Aim:
Scan the listing below. Report each line that includes "this".

-- start of Dataset entries --

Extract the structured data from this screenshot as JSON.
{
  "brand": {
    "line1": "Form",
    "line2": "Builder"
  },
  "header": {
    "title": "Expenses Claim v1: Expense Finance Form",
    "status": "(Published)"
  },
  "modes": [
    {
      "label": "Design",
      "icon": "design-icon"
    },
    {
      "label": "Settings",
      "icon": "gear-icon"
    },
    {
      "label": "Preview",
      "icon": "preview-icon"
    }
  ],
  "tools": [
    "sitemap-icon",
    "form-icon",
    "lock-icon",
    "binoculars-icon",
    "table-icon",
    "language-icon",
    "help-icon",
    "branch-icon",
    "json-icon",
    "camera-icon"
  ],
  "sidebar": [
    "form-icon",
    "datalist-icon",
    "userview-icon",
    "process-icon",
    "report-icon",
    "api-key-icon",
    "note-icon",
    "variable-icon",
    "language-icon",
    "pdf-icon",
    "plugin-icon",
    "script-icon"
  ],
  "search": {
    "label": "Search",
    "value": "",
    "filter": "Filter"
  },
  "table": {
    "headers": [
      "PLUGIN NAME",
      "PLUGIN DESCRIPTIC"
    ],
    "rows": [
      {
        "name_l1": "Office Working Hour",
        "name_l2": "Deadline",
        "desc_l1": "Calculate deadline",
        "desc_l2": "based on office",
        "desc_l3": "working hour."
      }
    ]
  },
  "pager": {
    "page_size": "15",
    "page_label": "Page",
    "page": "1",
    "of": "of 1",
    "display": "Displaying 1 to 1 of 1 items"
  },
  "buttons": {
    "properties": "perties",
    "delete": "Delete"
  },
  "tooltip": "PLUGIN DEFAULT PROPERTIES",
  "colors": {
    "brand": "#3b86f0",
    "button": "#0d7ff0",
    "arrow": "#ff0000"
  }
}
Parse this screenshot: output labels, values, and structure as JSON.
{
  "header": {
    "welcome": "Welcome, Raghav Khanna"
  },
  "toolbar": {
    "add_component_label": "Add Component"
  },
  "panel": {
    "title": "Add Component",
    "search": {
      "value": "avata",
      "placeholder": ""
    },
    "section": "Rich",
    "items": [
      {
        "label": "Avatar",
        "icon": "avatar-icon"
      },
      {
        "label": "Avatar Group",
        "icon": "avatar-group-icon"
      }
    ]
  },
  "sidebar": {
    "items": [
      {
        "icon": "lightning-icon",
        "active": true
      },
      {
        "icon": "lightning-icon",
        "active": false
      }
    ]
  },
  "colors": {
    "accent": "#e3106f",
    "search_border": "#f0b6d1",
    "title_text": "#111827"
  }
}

-- end of Dataset entries --

Answer in full:
Extract the structured data from this screenshot as JSON.
Parse this screenshot: output labels, values, and structure as JSON.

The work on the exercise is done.